Stated exercise:
Within the material below, find each line bearing the word "left" and present it.
-- begin --
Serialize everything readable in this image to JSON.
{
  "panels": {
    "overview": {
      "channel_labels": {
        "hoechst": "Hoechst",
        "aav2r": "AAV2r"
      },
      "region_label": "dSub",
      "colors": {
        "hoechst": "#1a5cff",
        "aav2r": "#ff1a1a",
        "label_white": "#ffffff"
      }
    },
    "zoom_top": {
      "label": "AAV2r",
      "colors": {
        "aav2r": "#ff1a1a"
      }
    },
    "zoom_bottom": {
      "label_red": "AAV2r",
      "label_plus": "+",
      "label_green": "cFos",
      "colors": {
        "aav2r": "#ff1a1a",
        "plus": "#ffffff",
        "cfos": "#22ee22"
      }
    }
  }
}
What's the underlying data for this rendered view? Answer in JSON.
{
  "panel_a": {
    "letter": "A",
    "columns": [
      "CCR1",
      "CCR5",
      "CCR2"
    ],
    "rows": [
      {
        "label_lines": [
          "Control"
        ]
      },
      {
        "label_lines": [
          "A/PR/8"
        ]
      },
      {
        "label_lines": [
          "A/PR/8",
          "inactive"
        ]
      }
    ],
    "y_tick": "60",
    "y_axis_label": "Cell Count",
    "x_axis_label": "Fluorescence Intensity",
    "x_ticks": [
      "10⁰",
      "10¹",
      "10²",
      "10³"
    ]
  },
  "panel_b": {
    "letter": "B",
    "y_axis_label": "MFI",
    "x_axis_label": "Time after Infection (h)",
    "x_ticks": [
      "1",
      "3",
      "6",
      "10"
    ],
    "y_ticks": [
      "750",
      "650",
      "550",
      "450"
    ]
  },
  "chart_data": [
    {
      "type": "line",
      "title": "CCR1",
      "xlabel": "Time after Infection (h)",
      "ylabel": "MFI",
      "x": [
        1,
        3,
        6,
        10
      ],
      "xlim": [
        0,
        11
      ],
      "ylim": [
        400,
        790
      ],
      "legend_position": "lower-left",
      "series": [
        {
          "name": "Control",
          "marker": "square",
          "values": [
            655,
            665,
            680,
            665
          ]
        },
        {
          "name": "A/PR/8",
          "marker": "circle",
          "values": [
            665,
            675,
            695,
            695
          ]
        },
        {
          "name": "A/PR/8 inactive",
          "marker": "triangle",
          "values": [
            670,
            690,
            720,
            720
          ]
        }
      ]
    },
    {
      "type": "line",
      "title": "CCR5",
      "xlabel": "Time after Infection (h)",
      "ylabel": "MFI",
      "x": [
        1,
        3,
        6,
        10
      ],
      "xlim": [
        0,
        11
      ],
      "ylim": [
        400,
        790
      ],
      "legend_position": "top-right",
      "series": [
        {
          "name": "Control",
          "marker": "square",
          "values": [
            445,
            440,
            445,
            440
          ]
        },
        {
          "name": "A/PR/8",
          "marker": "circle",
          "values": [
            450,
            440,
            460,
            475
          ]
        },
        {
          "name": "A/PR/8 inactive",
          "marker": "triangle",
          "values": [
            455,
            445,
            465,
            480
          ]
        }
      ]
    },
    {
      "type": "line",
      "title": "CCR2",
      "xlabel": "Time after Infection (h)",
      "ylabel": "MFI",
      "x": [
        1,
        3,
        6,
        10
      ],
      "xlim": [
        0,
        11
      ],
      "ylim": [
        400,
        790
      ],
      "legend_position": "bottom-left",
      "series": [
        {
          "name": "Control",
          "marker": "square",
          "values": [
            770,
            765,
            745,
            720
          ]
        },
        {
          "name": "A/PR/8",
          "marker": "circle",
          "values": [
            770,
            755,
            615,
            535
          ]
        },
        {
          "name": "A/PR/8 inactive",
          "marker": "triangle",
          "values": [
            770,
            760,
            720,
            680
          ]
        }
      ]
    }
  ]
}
-- end --
Output for this task:
      "legend_position": "lower-left",
      "legend_position": "bottom-left",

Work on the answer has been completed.